# Task details
Scan the data below for the string "Poikkeukset". Copy every line where it appears.

_ _ _ _ _ _ _

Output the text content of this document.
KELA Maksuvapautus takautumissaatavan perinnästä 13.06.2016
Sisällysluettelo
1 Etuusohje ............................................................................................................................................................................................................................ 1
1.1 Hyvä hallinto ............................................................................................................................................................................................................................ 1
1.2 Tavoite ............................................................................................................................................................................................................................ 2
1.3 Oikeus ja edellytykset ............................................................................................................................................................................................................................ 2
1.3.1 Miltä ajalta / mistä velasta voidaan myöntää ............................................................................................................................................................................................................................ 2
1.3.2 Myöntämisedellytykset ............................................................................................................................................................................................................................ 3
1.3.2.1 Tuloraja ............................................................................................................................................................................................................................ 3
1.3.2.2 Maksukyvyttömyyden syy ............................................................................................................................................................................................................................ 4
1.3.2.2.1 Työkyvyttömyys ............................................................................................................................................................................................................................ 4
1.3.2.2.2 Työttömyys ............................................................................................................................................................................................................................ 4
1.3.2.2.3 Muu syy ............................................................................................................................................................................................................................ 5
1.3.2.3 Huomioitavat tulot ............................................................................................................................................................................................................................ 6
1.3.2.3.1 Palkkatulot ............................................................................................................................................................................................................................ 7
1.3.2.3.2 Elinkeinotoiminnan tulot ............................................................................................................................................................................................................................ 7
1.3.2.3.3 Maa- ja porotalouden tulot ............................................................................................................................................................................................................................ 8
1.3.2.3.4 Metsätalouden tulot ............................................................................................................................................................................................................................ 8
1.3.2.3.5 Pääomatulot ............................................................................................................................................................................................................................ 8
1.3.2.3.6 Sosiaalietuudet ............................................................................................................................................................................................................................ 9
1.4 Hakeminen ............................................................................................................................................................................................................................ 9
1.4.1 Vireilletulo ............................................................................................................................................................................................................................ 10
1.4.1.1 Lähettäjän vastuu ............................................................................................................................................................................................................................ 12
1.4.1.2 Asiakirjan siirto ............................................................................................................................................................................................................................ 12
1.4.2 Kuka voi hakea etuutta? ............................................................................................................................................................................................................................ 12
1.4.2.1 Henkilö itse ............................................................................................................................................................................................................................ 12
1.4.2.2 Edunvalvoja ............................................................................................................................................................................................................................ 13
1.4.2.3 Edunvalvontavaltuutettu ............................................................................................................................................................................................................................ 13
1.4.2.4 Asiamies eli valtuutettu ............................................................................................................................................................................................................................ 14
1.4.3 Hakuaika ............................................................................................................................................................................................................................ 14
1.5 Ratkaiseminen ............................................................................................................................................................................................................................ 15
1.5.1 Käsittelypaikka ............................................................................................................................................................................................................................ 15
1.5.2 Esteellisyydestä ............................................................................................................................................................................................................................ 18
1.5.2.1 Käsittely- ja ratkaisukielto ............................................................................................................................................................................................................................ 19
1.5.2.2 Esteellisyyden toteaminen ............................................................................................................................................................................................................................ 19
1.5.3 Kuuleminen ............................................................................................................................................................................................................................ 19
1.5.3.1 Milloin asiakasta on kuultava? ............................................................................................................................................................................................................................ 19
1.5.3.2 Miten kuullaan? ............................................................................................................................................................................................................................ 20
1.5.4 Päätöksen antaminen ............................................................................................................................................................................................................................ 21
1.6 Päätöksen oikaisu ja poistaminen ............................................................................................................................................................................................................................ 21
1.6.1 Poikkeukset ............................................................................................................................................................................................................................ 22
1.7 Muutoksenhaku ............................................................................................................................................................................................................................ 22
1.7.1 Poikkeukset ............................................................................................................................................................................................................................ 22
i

_ _ _ _ _ _ _

# Solution for this problem
1.6.1 Poikkeukset ............................................................................................................................................................................................................................ 22
1.7.1 Poikkeukset ............................................................................................................................................................................................................................ 22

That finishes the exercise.